RECORDS FOR THE EXERCISE ▸
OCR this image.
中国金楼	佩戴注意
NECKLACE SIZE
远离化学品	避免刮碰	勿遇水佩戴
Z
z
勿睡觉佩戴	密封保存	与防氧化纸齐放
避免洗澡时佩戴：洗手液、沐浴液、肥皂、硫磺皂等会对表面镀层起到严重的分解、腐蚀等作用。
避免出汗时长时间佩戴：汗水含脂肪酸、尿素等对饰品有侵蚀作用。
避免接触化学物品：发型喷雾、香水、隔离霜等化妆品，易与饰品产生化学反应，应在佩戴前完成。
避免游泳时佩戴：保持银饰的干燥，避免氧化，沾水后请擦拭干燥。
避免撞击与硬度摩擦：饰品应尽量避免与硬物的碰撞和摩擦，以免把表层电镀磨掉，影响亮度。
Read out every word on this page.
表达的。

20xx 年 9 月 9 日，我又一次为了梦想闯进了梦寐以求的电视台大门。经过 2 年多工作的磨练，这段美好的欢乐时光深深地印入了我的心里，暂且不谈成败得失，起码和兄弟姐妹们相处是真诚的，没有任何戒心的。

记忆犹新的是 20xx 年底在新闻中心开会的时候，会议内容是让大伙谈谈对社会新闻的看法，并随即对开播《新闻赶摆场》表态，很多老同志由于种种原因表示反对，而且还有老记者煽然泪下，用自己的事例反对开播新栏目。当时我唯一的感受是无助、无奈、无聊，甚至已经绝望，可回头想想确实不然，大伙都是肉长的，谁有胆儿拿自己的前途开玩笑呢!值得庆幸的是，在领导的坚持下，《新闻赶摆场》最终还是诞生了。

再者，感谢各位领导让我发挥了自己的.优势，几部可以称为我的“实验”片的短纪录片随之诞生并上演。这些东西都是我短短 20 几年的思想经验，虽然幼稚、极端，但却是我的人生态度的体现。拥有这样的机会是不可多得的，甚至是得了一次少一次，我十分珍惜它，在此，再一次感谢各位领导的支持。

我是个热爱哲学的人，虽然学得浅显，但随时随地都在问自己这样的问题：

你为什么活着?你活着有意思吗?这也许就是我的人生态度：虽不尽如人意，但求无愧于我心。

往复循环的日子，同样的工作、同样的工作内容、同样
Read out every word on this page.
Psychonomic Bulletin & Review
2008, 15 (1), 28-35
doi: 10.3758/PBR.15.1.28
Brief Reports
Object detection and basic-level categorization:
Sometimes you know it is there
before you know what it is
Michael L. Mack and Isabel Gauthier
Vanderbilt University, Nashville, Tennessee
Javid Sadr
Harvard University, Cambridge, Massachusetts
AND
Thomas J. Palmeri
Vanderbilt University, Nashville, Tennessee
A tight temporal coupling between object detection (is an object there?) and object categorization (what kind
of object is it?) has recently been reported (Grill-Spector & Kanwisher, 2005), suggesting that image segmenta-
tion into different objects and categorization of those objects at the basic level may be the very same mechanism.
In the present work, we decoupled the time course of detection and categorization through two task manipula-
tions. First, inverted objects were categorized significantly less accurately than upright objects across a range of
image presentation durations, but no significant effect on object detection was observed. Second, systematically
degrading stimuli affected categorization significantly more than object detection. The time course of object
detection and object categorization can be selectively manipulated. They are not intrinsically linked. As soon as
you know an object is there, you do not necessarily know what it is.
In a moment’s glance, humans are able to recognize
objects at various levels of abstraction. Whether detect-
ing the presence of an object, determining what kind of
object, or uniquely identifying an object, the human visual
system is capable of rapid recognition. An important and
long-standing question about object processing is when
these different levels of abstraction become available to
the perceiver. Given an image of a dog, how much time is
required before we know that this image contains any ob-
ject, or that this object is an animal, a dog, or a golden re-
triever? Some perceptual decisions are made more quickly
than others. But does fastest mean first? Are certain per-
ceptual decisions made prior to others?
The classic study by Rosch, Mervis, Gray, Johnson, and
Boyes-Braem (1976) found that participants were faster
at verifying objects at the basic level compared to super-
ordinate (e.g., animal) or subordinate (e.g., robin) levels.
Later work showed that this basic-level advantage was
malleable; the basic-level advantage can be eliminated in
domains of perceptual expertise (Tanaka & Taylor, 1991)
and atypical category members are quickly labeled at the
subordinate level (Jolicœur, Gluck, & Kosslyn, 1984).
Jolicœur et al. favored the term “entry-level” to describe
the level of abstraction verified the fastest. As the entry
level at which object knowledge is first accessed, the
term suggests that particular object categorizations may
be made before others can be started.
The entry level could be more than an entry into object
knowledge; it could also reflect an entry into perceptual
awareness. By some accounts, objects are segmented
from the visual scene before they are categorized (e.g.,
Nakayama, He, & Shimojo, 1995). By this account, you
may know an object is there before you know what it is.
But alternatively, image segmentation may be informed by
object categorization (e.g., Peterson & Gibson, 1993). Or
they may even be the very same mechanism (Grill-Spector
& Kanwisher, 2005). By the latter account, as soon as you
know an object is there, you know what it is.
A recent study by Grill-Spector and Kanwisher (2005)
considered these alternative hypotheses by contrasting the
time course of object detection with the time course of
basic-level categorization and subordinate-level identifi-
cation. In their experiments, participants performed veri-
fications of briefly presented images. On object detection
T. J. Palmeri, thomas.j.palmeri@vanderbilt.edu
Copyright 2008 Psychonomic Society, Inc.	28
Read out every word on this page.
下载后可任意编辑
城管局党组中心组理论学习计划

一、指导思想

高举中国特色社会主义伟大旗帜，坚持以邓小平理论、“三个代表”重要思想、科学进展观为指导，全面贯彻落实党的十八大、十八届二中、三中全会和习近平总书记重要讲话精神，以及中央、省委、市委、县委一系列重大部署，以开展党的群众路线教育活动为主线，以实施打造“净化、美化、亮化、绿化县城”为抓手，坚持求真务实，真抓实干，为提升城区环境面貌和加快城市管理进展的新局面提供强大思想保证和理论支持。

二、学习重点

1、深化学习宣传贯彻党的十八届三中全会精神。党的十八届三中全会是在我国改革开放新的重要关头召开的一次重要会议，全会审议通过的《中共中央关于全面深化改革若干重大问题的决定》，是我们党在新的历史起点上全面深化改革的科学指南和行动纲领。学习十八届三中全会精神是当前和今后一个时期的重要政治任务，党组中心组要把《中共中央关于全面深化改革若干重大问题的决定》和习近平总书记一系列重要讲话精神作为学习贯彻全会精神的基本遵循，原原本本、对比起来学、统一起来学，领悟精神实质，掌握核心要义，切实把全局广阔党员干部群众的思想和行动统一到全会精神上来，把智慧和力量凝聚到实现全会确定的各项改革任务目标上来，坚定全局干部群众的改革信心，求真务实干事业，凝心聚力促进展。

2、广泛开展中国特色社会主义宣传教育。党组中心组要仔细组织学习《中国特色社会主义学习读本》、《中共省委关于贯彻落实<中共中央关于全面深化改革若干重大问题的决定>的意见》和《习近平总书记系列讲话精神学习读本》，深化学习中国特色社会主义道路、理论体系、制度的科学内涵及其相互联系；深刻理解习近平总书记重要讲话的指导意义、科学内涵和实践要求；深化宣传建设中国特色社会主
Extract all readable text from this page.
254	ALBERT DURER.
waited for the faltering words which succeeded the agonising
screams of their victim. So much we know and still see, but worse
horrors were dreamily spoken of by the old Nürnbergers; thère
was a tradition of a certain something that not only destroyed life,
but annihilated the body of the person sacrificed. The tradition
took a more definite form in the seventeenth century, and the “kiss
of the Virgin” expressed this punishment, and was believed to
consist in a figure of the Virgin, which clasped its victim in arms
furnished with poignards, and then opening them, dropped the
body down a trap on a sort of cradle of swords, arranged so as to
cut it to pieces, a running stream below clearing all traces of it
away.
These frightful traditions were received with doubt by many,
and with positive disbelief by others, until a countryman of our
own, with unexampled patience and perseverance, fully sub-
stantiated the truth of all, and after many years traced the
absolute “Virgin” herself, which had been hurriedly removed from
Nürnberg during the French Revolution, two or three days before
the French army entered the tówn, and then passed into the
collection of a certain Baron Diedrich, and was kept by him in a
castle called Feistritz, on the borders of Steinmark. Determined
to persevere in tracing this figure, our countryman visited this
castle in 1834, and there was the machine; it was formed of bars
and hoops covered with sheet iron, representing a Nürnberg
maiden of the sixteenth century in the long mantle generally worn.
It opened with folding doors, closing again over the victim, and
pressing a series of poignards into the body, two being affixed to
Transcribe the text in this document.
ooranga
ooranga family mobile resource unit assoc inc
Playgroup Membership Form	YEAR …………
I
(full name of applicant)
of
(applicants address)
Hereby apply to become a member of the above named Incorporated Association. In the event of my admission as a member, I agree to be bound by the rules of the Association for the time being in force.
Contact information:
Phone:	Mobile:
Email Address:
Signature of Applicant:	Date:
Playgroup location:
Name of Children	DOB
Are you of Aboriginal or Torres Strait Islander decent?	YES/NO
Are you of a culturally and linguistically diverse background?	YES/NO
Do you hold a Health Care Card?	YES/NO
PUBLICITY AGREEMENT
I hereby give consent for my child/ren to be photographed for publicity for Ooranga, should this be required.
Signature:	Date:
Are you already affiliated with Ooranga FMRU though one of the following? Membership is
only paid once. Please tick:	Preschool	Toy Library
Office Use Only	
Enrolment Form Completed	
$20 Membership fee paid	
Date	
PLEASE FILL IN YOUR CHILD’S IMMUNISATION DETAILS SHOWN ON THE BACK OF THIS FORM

THE EXERCISE ▸
Identify every line above that includes the word "victim", and show those lines.

THE SOLUTION ▸
screams of their victim. So much we know and still see, but worse
consist in a figure of the Virgin, which clasped its victim in arms
It opened with folding doors, closing again over the victim, and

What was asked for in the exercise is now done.